DO THIS —
Count every line of the material that holds the string "false". Respond with the total only.

+++ DATASET RECORDS

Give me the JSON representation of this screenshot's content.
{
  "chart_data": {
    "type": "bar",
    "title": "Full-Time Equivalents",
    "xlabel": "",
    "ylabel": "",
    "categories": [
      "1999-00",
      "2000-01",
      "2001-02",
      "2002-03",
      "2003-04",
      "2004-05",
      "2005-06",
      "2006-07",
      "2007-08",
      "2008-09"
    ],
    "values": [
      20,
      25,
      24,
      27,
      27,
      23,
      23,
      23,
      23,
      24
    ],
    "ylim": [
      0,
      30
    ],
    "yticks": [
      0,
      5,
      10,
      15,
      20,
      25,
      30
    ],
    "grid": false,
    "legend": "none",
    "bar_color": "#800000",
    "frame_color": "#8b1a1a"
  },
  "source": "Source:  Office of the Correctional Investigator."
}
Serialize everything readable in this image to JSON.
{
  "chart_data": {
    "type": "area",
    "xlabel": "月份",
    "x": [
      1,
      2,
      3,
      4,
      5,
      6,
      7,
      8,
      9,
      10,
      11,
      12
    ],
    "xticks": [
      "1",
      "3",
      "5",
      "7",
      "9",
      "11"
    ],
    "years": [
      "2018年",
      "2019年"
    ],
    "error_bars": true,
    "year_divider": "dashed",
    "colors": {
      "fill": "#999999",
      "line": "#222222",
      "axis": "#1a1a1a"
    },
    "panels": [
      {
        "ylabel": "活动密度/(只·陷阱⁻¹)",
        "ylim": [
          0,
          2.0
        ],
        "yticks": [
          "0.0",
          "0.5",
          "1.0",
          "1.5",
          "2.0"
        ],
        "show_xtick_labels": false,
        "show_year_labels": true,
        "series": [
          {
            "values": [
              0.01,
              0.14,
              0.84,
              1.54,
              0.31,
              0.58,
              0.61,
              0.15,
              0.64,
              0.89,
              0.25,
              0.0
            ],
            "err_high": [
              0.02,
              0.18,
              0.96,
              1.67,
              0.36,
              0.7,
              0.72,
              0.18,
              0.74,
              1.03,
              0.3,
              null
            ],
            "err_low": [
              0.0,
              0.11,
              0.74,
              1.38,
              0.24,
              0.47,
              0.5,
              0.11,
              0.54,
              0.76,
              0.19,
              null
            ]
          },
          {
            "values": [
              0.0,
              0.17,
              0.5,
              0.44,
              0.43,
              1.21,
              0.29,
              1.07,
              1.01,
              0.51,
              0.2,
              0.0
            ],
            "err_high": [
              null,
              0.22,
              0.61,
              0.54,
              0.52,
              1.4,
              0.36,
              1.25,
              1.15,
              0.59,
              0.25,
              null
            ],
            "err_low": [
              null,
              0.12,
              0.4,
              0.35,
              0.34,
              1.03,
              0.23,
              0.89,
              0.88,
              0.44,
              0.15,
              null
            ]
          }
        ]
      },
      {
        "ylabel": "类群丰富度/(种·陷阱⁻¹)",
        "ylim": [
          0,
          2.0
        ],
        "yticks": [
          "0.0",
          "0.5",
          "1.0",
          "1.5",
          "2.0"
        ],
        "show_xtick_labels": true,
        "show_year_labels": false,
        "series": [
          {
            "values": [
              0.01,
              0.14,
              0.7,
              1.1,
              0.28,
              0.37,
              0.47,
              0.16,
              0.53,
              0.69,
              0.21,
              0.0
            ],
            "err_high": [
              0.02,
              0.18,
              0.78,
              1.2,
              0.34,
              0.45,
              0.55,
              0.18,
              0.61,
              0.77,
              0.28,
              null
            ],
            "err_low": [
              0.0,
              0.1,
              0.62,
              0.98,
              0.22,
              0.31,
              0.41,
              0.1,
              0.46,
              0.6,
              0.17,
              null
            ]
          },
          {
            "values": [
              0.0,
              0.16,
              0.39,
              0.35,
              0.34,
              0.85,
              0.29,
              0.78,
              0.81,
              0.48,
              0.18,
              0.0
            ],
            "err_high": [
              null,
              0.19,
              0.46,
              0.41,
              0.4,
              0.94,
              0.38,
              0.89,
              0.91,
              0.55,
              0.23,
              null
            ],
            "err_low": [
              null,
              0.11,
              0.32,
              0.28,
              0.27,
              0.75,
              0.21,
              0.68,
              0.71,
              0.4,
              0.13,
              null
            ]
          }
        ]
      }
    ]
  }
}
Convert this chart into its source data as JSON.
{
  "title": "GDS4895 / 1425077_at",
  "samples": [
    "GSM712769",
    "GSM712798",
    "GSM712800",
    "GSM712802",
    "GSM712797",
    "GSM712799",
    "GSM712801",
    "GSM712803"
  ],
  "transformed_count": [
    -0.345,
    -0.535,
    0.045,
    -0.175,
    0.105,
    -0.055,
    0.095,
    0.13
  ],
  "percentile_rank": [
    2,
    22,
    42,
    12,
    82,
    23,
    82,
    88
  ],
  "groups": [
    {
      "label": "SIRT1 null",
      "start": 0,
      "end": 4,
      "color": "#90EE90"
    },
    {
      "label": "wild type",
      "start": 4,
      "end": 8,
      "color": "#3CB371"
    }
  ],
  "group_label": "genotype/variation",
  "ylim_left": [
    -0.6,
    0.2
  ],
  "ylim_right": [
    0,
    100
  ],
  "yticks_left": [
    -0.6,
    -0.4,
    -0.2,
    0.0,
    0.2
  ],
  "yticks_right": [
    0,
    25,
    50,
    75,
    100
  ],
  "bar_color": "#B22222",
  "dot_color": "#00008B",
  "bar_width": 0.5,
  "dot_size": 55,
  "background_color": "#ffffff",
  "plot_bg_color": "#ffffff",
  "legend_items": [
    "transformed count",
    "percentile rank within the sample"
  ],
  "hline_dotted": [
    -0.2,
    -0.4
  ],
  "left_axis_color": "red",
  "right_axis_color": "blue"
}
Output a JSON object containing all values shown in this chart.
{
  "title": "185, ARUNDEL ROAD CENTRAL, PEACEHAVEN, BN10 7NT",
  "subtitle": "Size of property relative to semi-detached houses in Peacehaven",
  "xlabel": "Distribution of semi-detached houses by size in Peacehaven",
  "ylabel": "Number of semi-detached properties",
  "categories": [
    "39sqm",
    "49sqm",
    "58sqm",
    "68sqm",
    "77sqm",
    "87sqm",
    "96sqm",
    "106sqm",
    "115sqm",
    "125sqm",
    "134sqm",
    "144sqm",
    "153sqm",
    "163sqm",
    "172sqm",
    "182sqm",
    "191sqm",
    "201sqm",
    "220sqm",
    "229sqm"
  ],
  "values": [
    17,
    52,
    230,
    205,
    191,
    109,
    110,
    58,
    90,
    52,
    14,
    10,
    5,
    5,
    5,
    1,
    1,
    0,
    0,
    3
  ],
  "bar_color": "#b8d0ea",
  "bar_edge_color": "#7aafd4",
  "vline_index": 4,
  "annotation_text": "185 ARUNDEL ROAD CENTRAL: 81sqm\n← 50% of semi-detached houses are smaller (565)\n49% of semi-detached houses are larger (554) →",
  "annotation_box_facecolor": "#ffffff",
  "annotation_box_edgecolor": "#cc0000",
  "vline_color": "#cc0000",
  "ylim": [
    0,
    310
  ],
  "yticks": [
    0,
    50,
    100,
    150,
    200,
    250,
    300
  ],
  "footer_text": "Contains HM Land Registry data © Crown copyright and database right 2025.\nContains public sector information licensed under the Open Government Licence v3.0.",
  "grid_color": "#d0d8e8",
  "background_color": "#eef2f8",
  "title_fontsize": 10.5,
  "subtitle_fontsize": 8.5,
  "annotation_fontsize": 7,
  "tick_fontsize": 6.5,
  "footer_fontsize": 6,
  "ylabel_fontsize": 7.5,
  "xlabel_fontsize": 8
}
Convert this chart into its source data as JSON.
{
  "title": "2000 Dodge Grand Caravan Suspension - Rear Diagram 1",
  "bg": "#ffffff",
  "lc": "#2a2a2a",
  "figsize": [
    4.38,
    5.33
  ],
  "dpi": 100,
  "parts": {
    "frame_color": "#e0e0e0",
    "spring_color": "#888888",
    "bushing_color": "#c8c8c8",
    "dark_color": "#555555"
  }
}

++++++

CORRECT RESPONSE —
3